THE TASK:
Go through the records and copy each line where the word "nicht" occurs.

DATASET RECORDS:
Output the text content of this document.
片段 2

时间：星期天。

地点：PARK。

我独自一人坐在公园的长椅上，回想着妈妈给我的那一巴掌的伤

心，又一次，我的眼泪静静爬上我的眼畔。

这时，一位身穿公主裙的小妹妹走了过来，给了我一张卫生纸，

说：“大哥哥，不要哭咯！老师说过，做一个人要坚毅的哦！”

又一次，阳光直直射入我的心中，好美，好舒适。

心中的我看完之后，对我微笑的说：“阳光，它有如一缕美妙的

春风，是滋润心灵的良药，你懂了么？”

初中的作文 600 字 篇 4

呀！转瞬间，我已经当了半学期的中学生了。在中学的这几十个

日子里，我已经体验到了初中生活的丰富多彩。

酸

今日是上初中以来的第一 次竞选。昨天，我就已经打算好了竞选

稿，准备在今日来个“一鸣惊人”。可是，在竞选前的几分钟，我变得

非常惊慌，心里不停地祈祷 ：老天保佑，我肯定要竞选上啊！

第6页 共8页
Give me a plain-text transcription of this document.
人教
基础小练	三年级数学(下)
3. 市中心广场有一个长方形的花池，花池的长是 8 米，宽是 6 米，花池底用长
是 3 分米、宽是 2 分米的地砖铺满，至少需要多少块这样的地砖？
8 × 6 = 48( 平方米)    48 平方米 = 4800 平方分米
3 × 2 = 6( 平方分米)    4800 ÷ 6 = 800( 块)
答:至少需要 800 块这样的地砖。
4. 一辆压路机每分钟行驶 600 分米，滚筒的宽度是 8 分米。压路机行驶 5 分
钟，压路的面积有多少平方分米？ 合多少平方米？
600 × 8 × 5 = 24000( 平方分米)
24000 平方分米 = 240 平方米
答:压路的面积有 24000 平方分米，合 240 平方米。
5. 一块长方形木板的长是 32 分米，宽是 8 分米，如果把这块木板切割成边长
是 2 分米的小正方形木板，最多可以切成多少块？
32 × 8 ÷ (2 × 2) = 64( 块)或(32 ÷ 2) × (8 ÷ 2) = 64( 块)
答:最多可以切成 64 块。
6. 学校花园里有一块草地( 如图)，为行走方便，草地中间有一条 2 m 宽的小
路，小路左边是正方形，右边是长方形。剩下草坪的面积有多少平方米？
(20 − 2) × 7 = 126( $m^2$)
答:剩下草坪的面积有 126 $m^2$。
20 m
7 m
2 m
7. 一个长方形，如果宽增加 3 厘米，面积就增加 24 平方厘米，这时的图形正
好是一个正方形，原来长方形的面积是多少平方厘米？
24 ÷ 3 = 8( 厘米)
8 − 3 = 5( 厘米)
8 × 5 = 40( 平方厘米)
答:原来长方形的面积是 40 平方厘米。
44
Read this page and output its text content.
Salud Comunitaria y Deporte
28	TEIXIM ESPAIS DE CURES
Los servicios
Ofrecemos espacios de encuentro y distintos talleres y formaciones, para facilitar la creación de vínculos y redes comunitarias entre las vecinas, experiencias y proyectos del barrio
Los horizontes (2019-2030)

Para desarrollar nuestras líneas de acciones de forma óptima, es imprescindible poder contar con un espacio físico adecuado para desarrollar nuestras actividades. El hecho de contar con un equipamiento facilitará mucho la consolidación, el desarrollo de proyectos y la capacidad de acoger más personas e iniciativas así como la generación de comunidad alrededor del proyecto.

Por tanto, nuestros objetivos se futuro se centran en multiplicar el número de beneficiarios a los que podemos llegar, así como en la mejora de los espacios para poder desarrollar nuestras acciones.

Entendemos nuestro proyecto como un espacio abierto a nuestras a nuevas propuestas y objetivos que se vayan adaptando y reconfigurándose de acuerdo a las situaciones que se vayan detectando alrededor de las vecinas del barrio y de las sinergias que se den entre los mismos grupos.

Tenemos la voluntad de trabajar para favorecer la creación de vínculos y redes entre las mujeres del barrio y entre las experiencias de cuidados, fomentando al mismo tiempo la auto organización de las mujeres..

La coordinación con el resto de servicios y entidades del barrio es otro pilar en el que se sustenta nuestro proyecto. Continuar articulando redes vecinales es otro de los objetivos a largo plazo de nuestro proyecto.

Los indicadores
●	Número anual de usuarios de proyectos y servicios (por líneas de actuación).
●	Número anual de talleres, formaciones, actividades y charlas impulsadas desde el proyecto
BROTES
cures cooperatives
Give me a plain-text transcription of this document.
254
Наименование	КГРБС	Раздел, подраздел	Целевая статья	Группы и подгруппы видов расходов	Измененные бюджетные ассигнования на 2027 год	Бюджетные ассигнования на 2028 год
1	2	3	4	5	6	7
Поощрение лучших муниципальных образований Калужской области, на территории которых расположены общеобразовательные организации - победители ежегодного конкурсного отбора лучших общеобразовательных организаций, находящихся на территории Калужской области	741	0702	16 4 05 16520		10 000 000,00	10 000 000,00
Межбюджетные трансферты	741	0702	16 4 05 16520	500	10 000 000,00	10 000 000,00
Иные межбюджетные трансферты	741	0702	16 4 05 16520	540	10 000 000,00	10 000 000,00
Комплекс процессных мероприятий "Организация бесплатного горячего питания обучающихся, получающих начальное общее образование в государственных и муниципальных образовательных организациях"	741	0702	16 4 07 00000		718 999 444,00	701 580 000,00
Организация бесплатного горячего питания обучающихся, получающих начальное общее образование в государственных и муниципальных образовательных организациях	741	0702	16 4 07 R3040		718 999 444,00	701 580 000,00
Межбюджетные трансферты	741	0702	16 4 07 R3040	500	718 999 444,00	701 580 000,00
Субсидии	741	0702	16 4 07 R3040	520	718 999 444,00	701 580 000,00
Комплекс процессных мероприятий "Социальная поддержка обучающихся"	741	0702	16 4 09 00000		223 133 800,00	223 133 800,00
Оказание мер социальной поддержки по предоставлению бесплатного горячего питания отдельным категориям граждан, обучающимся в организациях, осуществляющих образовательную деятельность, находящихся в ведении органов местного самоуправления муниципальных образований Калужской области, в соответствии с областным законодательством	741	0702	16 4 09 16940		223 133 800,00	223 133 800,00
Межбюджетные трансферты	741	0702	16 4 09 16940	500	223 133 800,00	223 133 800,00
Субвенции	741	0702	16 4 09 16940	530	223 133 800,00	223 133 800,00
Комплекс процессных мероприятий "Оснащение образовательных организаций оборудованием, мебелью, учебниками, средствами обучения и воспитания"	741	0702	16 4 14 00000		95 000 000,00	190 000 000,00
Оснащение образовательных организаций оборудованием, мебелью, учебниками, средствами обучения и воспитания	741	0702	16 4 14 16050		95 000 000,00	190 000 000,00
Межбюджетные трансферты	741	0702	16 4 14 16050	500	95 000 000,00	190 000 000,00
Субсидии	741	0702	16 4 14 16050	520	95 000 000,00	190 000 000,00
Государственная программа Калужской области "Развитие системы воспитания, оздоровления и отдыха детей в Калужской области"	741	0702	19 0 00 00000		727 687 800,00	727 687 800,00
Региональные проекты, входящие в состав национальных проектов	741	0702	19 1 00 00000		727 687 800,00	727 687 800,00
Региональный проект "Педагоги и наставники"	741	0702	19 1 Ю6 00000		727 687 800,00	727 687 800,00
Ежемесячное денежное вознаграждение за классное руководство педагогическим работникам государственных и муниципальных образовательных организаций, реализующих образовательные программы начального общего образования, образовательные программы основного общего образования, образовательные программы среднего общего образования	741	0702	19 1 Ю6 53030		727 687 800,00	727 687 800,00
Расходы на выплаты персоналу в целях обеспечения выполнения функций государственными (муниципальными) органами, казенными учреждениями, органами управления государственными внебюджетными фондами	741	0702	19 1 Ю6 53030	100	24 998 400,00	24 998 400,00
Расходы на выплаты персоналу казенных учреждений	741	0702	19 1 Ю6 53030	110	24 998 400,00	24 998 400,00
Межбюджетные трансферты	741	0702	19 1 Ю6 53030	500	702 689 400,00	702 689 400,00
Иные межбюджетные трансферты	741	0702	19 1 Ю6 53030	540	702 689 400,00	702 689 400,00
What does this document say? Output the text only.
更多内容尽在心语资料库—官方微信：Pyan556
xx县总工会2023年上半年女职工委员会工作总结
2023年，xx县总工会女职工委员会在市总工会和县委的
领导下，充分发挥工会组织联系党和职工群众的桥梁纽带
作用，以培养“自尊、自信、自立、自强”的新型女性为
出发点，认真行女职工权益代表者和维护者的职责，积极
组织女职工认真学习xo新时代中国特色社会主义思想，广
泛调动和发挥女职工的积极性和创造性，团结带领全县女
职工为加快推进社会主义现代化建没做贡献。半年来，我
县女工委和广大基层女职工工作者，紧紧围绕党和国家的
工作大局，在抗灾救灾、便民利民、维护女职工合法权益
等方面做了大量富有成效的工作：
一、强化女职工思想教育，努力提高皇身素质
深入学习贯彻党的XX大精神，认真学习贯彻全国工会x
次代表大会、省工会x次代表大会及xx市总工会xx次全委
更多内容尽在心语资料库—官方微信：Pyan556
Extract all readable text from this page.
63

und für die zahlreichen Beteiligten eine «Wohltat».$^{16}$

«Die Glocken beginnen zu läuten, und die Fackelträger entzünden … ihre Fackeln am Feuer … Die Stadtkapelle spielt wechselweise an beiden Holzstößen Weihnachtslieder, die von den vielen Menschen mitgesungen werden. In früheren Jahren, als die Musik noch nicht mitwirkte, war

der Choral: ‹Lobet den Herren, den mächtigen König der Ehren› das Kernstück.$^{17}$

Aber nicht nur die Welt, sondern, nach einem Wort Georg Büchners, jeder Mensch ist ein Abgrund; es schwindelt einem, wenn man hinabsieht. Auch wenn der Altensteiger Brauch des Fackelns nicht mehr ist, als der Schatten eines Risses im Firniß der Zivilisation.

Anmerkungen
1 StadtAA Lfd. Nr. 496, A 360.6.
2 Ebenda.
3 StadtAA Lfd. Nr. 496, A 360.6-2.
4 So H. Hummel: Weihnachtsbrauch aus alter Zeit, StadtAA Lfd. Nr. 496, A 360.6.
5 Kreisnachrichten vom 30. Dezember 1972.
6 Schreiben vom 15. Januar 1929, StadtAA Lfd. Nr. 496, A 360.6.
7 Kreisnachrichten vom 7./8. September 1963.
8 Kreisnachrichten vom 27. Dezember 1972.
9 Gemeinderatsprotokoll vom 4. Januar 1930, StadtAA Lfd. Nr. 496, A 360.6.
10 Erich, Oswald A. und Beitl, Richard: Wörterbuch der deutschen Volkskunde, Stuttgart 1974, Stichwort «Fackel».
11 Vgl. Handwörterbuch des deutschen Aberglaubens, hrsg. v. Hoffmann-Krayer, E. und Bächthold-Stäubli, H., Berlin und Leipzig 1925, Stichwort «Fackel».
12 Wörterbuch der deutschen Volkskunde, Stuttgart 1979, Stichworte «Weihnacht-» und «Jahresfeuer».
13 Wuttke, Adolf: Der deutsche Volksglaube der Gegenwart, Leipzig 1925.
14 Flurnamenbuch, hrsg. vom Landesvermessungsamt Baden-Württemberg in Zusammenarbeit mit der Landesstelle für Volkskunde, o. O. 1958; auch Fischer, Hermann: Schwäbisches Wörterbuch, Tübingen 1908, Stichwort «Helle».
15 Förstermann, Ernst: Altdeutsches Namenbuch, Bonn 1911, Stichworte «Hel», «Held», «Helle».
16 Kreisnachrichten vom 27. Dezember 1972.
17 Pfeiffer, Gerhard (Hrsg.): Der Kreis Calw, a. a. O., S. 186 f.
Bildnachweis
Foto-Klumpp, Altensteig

TASK SOLUTION:
«Die Glocken beginnen zu läuten, und die Fackelträger entzünden … ihre Fackeln am Feuer … Die Stadtkapelle spielt wechselweise an beiden Holzstößen Weihnachtslieder, die von den vielen Menschen mitgesungen werden. In früheren Jahren, als die Musik noch nicht mitwirkte, war
Aber nicht nur die Welt, sondern, nach einem Wort Georg Büchners, jeder Mensch ist ein Abgrund; es schwindelt einem, wenn man hinabsieht. Auch wenn der Altensteiger Brauch des Fackelns nicht mehr ist, als der Schatten eines Risses im Firniß der Zivilisation.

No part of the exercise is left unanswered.